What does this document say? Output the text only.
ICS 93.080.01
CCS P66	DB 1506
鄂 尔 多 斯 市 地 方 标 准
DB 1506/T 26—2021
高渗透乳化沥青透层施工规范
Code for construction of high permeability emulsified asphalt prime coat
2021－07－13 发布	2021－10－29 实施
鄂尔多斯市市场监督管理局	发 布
______
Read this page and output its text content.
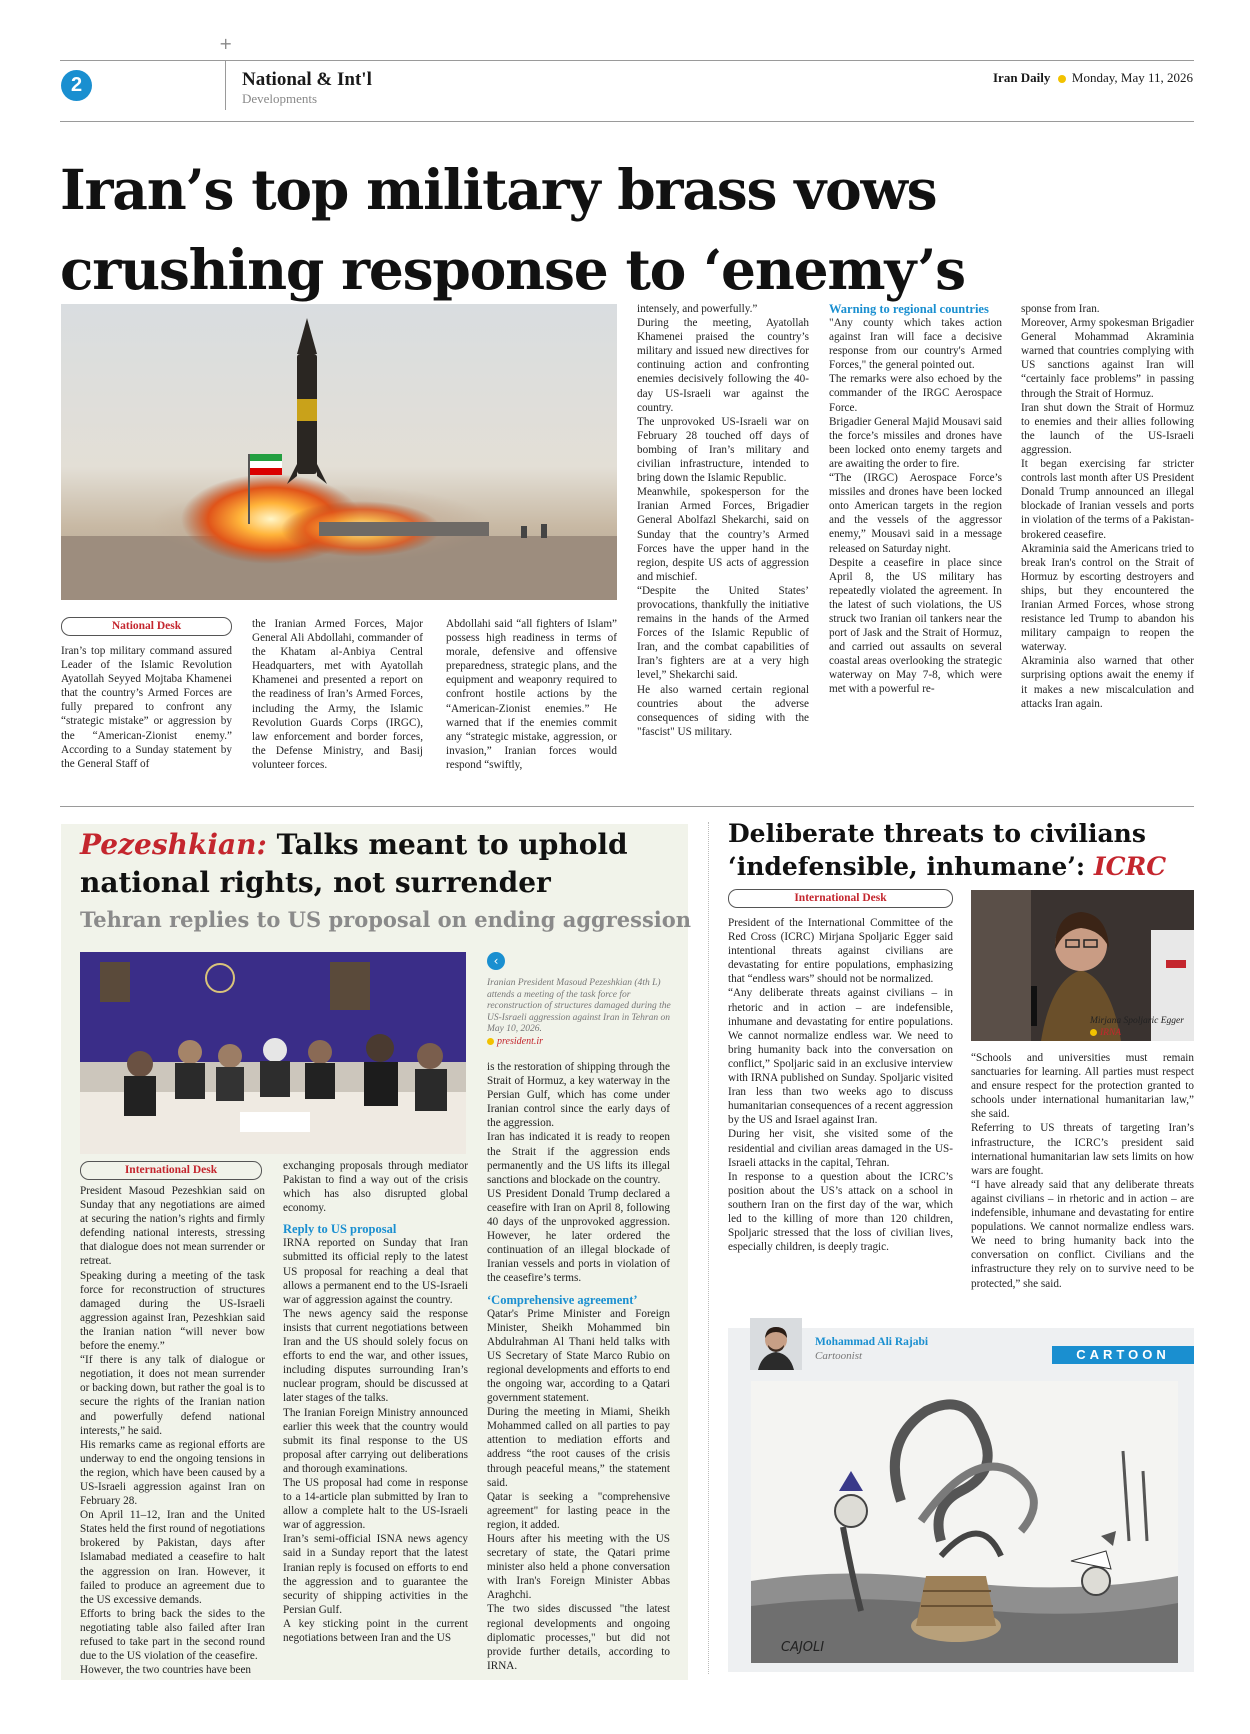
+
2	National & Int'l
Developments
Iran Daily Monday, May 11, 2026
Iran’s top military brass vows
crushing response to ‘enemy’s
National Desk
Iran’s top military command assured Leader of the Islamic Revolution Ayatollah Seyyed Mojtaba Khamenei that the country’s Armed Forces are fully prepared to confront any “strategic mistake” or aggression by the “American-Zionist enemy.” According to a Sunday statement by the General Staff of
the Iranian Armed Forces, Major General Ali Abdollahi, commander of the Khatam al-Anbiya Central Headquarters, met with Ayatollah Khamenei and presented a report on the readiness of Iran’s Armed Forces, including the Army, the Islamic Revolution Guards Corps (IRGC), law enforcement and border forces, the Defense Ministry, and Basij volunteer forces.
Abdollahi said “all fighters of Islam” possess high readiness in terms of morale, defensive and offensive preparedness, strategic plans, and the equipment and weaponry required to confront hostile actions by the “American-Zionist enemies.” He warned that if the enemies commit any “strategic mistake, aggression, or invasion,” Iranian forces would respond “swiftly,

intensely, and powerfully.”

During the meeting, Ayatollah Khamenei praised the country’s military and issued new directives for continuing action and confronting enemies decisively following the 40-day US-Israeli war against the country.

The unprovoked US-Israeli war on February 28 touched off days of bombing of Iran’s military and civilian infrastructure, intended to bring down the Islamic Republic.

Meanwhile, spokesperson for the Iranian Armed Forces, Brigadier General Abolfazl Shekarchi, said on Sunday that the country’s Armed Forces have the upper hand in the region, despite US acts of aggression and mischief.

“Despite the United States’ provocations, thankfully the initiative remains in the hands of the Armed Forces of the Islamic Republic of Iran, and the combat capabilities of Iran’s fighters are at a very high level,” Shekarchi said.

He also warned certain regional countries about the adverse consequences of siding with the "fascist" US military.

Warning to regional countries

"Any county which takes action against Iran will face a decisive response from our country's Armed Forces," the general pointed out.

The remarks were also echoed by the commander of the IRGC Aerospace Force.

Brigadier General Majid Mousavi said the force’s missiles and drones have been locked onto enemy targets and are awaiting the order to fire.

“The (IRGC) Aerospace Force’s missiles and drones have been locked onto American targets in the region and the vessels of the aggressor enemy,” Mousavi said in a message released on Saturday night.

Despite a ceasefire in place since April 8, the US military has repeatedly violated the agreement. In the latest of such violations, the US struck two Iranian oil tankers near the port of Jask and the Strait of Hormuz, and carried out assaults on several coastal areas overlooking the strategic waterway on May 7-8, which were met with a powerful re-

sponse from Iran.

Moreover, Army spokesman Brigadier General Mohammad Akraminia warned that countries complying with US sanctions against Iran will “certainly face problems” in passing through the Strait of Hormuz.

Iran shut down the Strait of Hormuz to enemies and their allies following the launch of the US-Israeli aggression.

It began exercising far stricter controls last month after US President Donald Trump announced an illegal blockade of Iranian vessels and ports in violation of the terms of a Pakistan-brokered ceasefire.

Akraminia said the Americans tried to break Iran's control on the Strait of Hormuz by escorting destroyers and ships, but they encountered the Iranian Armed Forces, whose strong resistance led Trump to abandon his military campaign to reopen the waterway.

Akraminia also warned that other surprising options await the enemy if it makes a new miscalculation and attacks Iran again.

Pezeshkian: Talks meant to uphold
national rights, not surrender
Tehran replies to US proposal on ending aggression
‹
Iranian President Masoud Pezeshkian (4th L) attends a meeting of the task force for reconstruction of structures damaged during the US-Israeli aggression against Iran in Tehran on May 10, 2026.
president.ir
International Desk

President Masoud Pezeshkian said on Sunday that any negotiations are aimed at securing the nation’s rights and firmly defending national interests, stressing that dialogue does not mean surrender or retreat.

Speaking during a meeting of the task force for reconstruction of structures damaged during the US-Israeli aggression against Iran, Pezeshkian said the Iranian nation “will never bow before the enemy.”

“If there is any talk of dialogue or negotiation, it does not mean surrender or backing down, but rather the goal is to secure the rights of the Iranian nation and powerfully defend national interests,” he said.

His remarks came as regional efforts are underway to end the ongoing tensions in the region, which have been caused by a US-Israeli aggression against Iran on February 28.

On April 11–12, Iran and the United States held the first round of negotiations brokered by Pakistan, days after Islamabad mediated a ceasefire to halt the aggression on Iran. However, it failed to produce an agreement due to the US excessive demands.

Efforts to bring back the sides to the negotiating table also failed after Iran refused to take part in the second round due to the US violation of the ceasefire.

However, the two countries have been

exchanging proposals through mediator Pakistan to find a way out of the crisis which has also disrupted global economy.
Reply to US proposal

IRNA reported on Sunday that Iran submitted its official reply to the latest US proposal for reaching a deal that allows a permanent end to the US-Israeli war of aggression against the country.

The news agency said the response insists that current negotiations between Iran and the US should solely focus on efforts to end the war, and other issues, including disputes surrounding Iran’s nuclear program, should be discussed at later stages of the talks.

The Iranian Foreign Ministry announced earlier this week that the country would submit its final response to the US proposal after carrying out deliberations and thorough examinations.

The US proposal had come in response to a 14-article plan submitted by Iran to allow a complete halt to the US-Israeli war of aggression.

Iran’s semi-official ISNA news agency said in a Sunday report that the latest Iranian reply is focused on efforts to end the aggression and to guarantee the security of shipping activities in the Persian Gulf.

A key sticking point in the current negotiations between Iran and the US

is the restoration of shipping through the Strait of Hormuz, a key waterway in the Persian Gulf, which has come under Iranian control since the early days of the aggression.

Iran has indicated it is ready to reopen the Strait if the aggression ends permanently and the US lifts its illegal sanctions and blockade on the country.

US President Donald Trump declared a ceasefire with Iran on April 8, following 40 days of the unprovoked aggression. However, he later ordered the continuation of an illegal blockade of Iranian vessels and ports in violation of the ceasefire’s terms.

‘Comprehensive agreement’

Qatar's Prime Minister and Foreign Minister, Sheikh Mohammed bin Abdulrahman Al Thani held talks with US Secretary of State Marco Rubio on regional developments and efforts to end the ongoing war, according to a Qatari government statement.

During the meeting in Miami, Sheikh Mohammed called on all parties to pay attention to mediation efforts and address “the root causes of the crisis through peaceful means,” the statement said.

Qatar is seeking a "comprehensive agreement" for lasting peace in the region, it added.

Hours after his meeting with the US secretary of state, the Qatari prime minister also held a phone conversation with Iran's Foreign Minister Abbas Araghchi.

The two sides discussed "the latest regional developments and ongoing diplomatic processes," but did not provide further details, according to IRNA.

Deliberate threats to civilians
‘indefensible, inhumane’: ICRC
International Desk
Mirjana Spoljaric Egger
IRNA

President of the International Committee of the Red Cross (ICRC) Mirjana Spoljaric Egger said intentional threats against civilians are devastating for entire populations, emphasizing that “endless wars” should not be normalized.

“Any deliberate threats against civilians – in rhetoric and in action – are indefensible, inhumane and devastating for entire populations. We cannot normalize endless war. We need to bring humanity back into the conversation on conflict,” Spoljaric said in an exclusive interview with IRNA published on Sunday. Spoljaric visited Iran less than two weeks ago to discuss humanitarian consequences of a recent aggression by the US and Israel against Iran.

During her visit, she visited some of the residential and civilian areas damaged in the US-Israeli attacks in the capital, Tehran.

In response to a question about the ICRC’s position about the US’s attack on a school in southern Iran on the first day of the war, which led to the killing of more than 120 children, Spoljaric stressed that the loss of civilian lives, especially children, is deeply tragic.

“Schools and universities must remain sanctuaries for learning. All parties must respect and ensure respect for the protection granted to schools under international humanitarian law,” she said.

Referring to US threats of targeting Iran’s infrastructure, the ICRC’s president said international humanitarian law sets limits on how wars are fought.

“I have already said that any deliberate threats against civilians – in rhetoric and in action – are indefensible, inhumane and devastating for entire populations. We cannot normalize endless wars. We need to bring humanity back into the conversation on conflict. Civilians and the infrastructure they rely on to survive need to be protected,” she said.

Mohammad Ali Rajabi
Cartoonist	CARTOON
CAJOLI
______
*Stated goal*.
In the listing, find every line with the word "attacks" and state how many there are, nothing more.

*Complete answer*.
2